===== Records

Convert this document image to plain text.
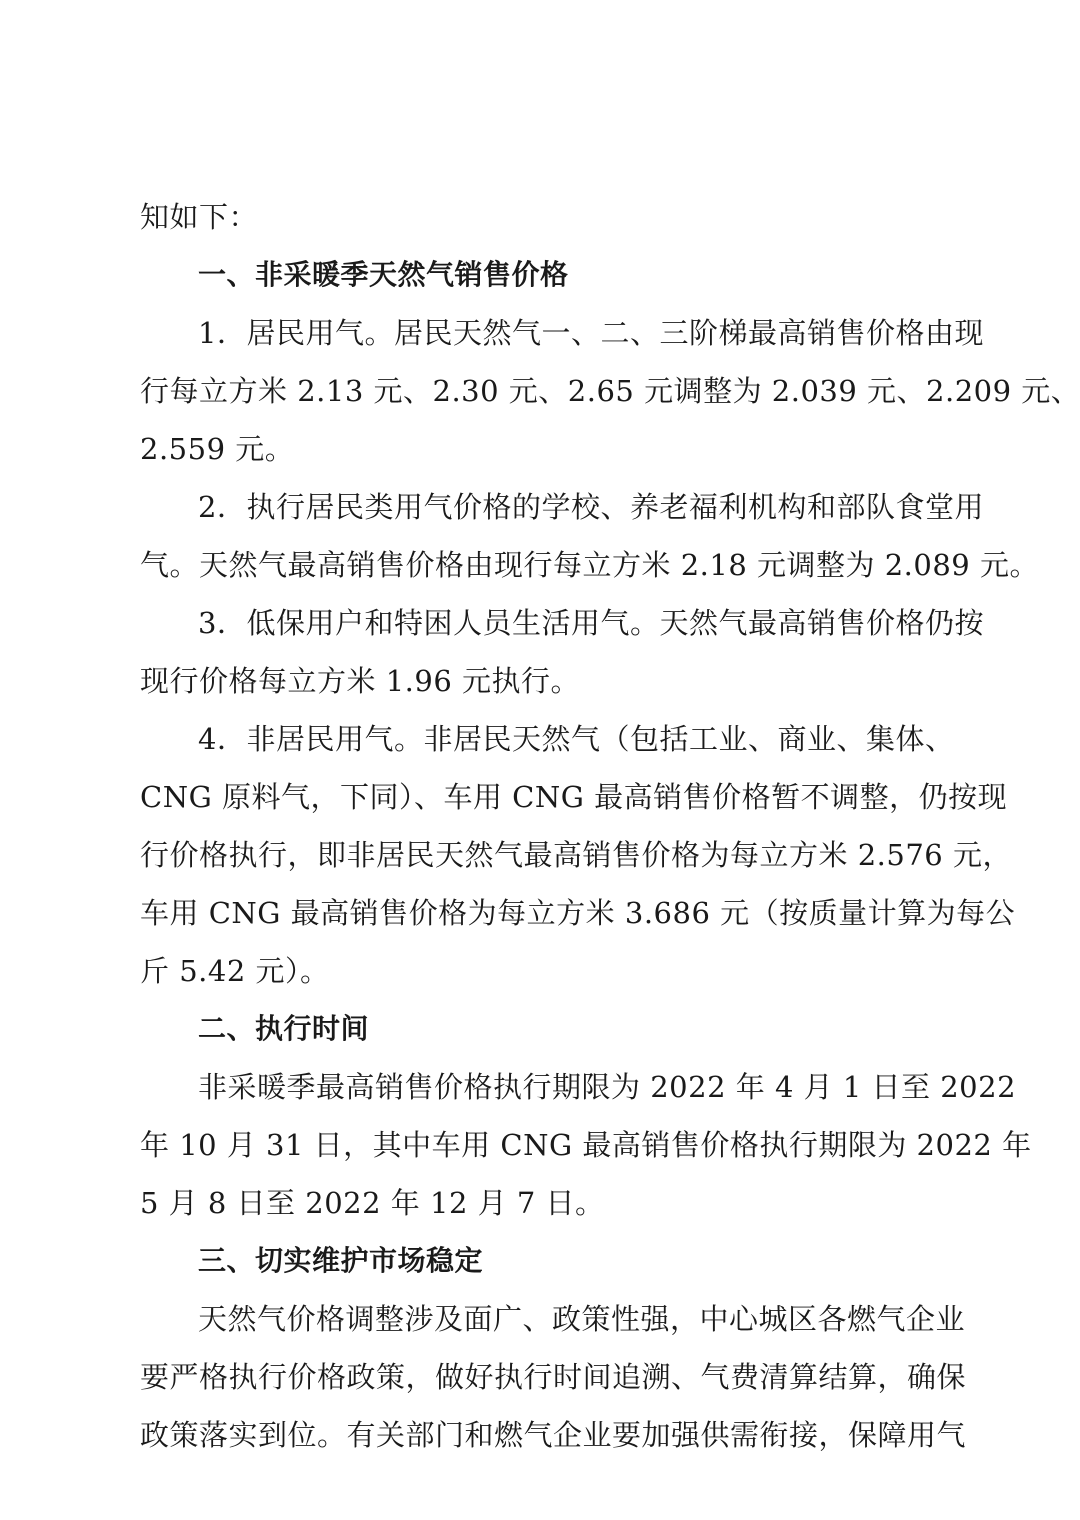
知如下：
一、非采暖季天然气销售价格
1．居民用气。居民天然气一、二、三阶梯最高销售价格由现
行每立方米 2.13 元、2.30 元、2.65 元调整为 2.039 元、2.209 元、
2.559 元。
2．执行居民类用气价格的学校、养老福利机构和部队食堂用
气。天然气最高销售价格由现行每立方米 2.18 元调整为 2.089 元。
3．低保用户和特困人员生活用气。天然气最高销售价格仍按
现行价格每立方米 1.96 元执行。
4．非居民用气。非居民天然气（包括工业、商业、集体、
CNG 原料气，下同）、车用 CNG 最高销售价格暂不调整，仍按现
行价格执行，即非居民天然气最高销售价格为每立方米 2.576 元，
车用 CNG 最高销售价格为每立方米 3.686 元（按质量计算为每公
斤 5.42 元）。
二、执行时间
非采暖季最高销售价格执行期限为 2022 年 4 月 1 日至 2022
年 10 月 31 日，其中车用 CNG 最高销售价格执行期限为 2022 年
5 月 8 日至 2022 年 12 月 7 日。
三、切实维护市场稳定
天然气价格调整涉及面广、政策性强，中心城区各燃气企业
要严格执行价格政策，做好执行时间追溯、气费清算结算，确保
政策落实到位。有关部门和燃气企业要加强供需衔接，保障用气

==========

*Task description*.
Every entry above is to be set down exactly; the pictures are to be left out.

*Answer for this exercise*.
Convert this document image to plain text.
知如下：
一、非采暖季天然气销售价格
1．居民用气。居民天然气一、二、三阶梯最高销售价格由现
行每立方米 2.13 元、2.30 元、2.65 元调整为 2.039 元、2.209 元、
2.559 元。
2．执行居民类用气价格的学校、养老福利机构和部队食堂用
气。天然气最高销售价格由现行每立方米 2.18 元调整为 2.089 元。
3．低保用户和特困人员生活用气。天然气最高销售价格仍按
现行价格每立方米 1.96 元执行。
4．非居民用气。非居民天然气（包括工业、商业、集体、
CNG 原料气，下同）、车用 CNG 最高销售价格暂不调整，仍按现
行价格执行，即非居民天然气最高销售价格为每立方米 2.576 元，
车用 CNG 最高销售价格为每立方米 3.686 元（按质量计算为每公
斤 5.42 元）。
二、执行时间
非采暖季最高销售价格执行期限为 2022 年 4 月 1 日至 2022
年 10 月 31 日，其中车用 CNG 最高销售价格执行期限为 2022 年
5 月 8 日至 2022 年 12 月 7 日。
三、切实维护市场稳定
天然气价格调整涉及面广、政策性强，中心城区各燃气企业
要严格执行价格政策，做好执行时间追溯、气费清算结算，确保
政策落实到位。有关部门和燃气企业要加强供需衔接，保障用气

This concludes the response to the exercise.